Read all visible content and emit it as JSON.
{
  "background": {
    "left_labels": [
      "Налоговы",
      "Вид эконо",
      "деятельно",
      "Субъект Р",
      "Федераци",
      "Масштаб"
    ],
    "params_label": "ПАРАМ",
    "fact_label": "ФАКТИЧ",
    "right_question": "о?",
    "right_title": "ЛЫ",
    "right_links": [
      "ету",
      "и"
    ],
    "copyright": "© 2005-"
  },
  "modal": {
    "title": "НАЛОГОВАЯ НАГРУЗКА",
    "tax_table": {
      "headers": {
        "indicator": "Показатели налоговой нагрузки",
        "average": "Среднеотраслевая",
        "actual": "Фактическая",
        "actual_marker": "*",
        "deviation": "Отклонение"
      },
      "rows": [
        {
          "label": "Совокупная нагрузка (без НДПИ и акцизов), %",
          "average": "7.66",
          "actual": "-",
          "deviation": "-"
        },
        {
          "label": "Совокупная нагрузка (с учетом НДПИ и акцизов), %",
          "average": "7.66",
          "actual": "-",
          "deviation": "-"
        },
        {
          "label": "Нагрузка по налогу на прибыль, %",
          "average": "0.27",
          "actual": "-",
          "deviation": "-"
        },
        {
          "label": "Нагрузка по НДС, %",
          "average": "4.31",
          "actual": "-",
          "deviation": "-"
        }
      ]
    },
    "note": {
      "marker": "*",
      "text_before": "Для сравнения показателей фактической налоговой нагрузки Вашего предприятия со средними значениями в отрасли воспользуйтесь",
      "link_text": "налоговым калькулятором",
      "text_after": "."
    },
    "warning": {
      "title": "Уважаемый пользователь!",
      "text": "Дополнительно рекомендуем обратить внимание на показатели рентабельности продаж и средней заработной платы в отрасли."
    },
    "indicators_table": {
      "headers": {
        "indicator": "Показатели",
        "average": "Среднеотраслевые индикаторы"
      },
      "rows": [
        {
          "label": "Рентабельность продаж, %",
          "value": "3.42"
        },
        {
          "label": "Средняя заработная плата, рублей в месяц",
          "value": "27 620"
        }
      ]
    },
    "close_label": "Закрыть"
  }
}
###
TASK DIRECTIONS: How many of the lines above include the string "НДПИ"? Answer with the number only.

OUTPUT FOR THIS TASK: 2